• THE TASK: From the entries that follow, list every line in which the string "tree" appears.

• AVAILABLE DATA:
* start *

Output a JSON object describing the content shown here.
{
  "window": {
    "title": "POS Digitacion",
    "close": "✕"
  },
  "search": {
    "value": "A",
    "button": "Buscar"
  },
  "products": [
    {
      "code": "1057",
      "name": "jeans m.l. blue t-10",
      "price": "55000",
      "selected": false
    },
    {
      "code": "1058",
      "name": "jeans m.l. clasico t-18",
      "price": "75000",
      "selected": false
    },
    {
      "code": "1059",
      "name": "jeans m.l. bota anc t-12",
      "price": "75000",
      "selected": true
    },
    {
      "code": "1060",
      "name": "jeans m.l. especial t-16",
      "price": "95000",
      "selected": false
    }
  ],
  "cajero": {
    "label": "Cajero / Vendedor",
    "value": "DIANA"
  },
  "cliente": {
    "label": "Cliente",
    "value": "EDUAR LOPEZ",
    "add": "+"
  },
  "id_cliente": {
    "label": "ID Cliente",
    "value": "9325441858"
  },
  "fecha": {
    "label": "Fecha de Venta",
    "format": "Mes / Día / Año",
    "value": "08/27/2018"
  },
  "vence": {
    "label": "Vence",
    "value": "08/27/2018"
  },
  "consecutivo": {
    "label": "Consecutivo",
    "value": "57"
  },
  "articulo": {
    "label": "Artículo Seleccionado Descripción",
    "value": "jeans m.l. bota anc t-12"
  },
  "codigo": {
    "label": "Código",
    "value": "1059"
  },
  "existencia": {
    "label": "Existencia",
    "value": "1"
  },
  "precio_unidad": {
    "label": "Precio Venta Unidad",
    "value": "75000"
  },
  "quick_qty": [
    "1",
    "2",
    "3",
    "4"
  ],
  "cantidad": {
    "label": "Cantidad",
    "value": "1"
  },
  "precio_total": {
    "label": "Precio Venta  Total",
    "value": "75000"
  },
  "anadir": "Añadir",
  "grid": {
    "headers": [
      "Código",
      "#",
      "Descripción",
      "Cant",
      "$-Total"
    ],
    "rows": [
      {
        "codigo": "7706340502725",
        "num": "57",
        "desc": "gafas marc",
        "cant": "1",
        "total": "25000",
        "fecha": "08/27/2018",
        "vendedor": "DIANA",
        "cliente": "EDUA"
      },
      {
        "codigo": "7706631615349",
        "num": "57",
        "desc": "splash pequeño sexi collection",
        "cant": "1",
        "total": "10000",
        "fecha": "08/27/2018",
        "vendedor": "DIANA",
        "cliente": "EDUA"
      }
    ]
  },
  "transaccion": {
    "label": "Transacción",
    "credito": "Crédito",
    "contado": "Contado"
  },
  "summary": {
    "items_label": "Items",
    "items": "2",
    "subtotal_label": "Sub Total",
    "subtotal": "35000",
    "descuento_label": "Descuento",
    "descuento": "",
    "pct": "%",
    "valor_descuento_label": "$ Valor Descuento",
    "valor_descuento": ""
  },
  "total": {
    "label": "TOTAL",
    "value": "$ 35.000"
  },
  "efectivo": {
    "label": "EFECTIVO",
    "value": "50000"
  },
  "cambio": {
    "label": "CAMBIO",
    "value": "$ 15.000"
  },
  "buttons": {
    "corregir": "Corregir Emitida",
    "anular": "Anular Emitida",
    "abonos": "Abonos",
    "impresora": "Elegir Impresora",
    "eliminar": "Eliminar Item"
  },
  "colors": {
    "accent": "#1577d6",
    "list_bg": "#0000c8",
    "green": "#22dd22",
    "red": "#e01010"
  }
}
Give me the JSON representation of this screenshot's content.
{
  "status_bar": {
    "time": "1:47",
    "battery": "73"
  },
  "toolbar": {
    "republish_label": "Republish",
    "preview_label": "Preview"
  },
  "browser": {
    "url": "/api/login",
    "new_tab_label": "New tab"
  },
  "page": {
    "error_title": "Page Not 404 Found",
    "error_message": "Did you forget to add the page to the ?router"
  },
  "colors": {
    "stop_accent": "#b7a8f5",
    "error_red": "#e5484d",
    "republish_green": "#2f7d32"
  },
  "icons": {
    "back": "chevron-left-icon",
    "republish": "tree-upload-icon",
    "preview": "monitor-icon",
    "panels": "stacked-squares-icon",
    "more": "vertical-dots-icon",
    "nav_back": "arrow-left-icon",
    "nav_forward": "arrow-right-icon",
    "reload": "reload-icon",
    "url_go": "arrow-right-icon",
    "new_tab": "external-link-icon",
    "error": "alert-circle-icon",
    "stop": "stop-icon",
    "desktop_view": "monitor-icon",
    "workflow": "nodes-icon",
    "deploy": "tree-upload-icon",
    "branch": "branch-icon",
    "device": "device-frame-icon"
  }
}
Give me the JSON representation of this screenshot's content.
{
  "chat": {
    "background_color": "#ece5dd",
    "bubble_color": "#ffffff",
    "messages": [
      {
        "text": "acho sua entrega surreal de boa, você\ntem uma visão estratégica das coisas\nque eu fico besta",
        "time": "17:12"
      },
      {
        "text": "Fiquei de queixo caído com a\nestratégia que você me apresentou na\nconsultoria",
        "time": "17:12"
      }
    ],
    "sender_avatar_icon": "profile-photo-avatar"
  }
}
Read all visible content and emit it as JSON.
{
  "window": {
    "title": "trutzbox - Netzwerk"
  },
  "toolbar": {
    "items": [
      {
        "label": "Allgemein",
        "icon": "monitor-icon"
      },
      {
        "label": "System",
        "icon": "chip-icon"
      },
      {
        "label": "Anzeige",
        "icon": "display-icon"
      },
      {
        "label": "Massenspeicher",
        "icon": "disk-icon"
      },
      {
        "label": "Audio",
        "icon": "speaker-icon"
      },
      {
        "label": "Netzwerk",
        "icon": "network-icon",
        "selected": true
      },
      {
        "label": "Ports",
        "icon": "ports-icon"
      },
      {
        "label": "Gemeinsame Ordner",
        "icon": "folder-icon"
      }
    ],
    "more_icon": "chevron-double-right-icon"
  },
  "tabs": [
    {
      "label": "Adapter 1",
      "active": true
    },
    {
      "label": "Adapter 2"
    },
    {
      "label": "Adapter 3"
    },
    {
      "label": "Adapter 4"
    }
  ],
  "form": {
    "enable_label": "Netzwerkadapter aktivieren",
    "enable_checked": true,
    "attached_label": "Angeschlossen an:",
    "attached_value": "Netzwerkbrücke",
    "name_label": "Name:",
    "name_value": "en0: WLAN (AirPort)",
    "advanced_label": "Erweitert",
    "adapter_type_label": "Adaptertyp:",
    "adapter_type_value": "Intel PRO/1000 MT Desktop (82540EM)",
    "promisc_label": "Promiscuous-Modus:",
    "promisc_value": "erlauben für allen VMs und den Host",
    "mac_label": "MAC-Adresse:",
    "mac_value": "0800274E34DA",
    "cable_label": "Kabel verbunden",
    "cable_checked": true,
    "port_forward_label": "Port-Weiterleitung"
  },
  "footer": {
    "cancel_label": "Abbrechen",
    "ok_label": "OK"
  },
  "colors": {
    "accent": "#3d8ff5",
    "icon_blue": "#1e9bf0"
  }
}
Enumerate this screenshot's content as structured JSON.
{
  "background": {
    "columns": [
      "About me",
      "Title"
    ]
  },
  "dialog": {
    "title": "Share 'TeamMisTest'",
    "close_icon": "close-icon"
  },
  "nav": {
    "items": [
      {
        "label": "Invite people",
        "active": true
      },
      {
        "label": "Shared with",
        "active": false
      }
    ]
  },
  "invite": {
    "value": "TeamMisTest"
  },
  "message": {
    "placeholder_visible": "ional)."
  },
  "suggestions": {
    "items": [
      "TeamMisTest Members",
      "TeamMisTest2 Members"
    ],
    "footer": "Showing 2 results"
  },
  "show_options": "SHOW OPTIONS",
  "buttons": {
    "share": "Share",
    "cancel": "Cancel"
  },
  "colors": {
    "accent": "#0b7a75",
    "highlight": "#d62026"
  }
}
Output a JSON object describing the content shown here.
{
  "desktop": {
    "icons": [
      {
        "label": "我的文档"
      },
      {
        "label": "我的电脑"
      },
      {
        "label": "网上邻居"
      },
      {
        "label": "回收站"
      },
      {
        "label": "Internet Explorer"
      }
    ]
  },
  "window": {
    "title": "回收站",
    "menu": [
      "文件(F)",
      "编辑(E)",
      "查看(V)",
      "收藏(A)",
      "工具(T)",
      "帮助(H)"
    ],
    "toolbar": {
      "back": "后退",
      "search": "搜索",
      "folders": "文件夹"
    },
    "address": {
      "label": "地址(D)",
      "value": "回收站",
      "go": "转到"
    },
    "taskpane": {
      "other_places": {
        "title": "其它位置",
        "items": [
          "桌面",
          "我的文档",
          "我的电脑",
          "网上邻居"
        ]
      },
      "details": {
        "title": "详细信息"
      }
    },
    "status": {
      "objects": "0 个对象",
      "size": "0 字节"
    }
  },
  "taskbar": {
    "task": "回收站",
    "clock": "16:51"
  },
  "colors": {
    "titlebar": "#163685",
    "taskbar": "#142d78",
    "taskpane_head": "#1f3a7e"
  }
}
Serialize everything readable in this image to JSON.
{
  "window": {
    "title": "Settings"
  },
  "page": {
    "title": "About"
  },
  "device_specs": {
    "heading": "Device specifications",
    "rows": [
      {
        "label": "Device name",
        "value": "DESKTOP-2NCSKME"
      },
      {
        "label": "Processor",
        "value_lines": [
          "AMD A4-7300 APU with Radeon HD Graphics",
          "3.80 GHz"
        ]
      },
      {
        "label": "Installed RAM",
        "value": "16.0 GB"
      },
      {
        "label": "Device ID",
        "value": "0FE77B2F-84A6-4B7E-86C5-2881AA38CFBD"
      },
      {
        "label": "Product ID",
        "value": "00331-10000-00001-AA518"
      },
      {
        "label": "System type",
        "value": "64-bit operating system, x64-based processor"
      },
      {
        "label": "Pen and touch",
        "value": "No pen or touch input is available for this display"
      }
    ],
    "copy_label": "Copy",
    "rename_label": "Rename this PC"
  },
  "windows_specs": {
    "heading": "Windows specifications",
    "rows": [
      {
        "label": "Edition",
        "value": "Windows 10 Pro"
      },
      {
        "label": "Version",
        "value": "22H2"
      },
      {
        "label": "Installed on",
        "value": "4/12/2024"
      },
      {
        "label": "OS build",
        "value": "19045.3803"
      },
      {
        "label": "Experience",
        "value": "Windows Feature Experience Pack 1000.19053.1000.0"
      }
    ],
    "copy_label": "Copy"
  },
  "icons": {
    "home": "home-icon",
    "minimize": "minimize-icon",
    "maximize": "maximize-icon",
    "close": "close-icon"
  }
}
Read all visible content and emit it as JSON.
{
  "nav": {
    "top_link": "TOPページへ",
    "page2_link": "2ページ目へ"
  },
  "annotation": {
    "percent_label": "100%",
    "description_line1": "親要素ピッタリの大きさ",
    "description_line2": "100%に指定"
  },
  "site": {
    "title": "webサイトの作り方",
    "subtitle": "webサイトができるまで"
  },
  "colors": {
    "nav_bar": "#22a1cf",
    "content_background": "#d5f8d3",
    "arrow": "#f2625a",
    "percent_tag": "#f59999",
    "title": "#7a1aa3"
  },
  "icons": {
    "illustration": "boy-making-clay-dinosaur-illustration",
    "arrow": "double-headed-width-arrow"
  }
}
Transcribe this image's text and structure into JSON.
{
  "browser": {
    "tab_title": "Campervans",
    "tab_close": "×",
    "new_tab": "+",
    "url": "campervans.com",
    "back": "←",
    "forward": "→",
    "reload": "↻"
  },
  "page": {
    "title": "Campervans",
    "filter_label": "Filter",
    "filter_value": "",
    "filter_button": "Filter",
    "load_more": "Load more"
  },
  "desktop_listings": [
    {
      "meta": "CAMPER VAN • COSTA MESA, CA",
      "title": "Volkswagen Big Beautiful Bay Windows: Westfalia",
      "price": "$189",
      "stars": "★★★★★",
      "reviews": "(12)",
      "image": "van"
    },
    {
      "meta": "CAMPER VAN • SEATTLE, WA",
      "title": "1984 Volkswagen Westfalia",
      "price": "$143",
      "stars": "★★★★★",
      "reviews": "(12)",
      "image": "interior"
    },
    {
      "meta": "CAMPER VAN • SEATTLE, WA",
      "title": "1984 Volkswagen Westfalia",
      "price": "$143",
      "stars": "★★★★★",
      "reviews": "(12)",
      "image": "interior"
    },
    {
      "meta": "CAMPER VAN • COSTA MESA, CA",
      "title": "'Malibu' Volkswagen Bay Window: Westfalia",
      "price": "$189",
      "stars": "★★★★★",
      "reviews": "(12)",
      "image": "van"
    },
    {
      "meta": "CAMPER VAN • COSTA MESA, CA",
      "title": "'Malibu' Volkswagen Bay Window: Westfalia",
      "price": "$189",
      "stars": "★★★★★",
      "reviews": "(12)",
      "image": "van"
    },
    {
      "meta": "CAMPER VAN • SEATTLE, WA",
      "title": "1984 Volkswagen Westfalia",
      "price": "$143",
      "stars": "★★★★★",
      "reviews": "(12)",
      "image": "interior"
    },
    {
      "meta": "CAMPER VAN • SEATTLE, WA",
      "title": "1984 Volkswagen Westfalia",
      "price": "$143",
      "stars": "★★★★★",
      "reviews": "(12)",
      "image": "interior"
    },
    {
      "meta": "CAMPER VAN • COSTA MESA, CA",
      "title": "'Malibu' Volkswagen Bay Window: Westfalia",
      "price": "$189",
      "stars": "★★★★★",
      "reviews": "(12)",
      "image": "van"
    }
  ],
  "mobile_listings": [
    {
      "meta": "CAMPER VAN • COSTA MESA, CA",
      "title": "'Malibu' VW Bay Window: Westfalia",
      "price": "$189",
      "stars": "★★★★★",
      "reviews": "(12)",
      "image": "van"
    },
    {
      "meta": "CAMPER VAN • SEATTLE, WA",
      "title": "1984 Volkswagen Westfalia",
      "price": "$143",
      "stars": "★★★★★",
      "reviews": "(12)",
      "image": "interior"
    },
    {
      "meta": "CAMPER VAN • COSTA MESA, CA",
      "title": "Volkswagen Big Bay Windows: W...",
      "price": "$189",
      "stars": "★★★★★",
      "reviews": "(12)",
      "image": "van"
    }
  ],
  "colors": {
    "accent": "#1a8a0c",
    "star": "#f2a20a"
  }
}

* end *

• THE SOLUTION:
    "republish": "tree-upload-icon",
    "deploy": "tree-upload-icon",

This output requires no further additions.